Challenge —
In the material below, find all lines with the string "الله" and copy them.

Records —
<<<<

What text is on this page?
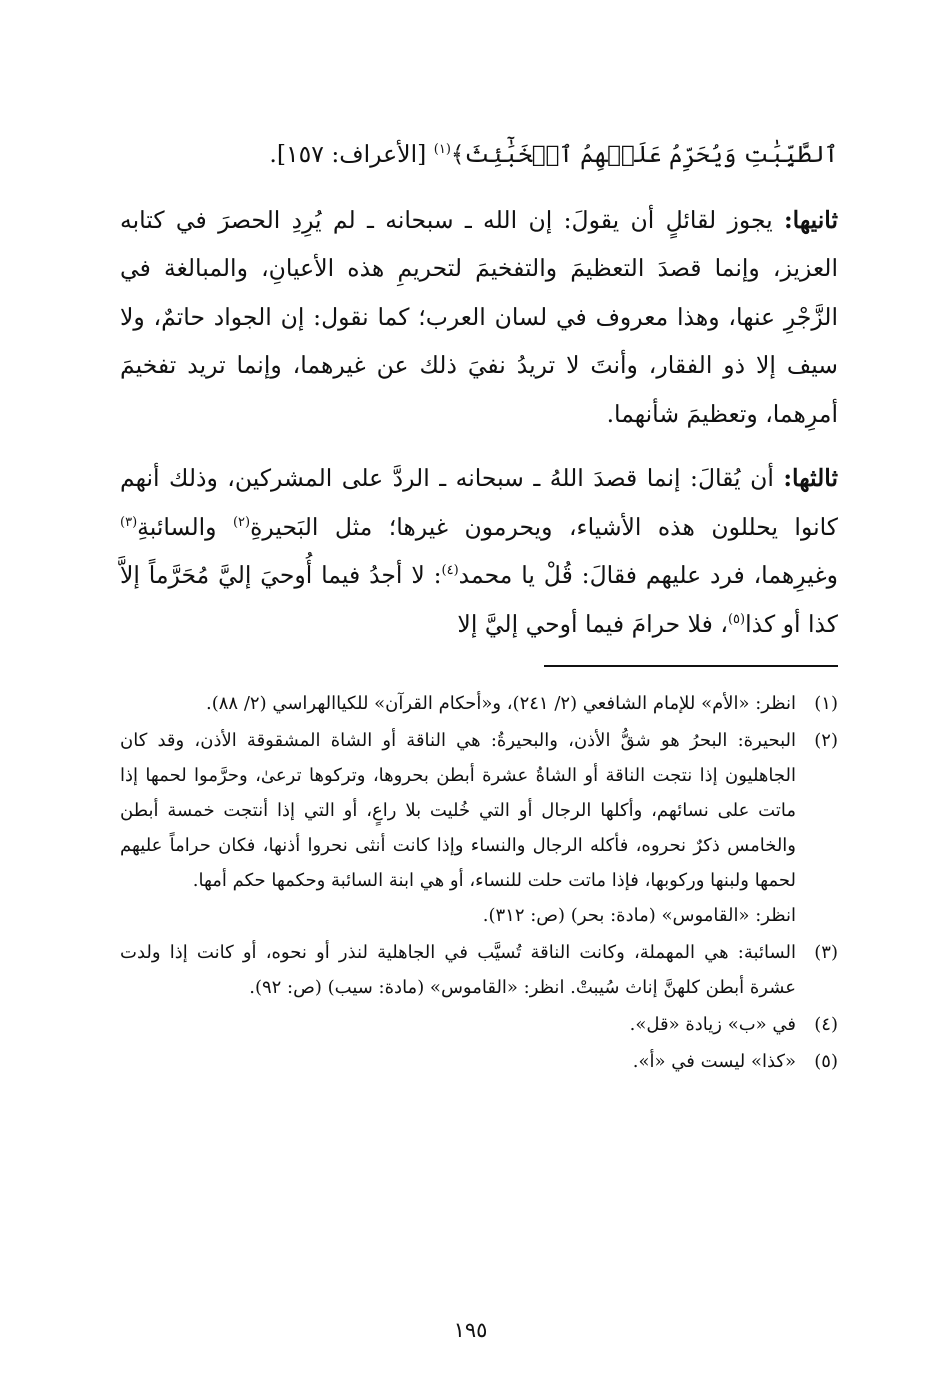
ٱلطَّيِّبَٰتِ وَيُحَرِّمُ عَلَيۡهِمُ ٱلۡخَبَٰٓئِثَ﴾$^{(١)}$ [الأعراف: ١٥٧].

ثانيها: يجوز لقائلٍ أن يقولَ: إن الله ـ سبحانه ـ لم يُرِدِ الحصرَ في كتابه العزيز، وإنما قصدَ التعظيمَ والتفخيمَ لتحريمِ هذه الأعيانِ، والمبالغة في الزَّجْرِ عنها، وهذا معروف في لسان العرب؛ كما نقول: إن الجواد حاتمٌ، ولا سيف إلا ذو الفقار، وأنتَ لا تريدُ نفيَ ذلك عن غيرهما، وإنما تريد تفخيمَ أمرِهما، وتعظيمَ شأنهما.

ثالثها: أن يُقالَ: إنما قصدَ اللهُ ـ سبحانه ـ الردَّ على المشركين، وذلك أنهم كانوا يحللون هذه الأشياء، ويحرمون غيرها؛ مثل البَحيرةِ$^{(٢)}$ والسائبةِ$^{(٣)}$ وغيرِهما، فرد عليهم فقالَ: قُلْ يا محمد$^{(٤)}$: لا أجدُ فيما أُوحيَ إليَّ مُحَرَّماً إلاَّ كذا أو كذا$^{(٥)}$، فلا حرامَ فيما أوحي إليَّ إلا

(١)
انظر: «الأم» للإمام الشافعي (٢/ ٢٤١)، و«أحكام القرآن» للكياالهراسي (٢/ ٨٨).
(٢)
البحيرة: البحرُ هو شقُّ الأذن، والبحيرةُ: هي الناقة أو الشاة المشقوقة الأذن، وقد كان الجاهليون إذا نتجت الناقة أو الشاةُ عشرة أبطن بحروها، وتركوها ترعىٰ، وحرَّموا لحمها إذا ماتت على نسائهم، وأكلها الرجال أو التي خُليت بلا راعٍ، أو التي إذا أنتجت خمسة أبطن والخامس ذكرٌ نحروه، فأكله الرجال والنساء وإذا كانت أنثى نحروا أذنها، فكان حراماً عليهم لحمها ولبنها وركوبها، فإذا ماتت حلت للنساء، أو هي ابنة السائبة وحكمها حكم أمها.
انظر: «القاموس» (مادة: بحر) (ص: ٣١٢).
(٣)
السائبة: هي المهملة، وكانت الناقة تُسيَّب في الجاهلية لنذر أو نحوه، أو كانت إذا ولدت عشرة أبطن كلهنَّ إناث سُيبتْ. انظر: «القاموس» (مادة: سيب) (ص: ٩٢).
(٤)
في «ب» زيادة «قل».
(٥)
«كذا» ليست في «أ».
١٩٥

>>>>

Written response —
ثانيها: يجوز لقائلٍ أن يقولَ: إن الله ـ سبحانه ـ لم يُرِدِ الحصرَ في كتابه العزيز، وإنما قصدَ التعظيمَ والتفخيمَ لتحريمِ هذه الأعيانِ، والمبالغة في الزَّجْرِ عنها، وهذا معروف في لسان العرب؛ كما نقول: إن الجواد حاتمٌ، ولا سيف إلا ذو الفقار، وأنتَ لا تريدُ نفيَ ذلك عن غيرهما، وإنما تريد تفخيمَ أمرِهما، وتعظيمَ شأنهما.
ثالثها: أن يُقالَ: إنما قصدَ اللهُ ـ سبحانه ـ الردَّ على المشركين، وذلك أنهم كانوا يحللون هذه الأشياء، ويحرمون غيرها؛ مثل البَحيرةِ$^{(٢)}$ والسائبةِ$^{(٣)}$ وغيرِهما، فرد عليهم فقالَ: قُلْ يا محمد$^{(٤)}$: لا أجدُ فيما أُوحيَ إليَّ مُحَرَّماً إلاَّ كذا أو كذا$^{(٥)}$، فلا حرامَ فيما أوحي إليَّ إلا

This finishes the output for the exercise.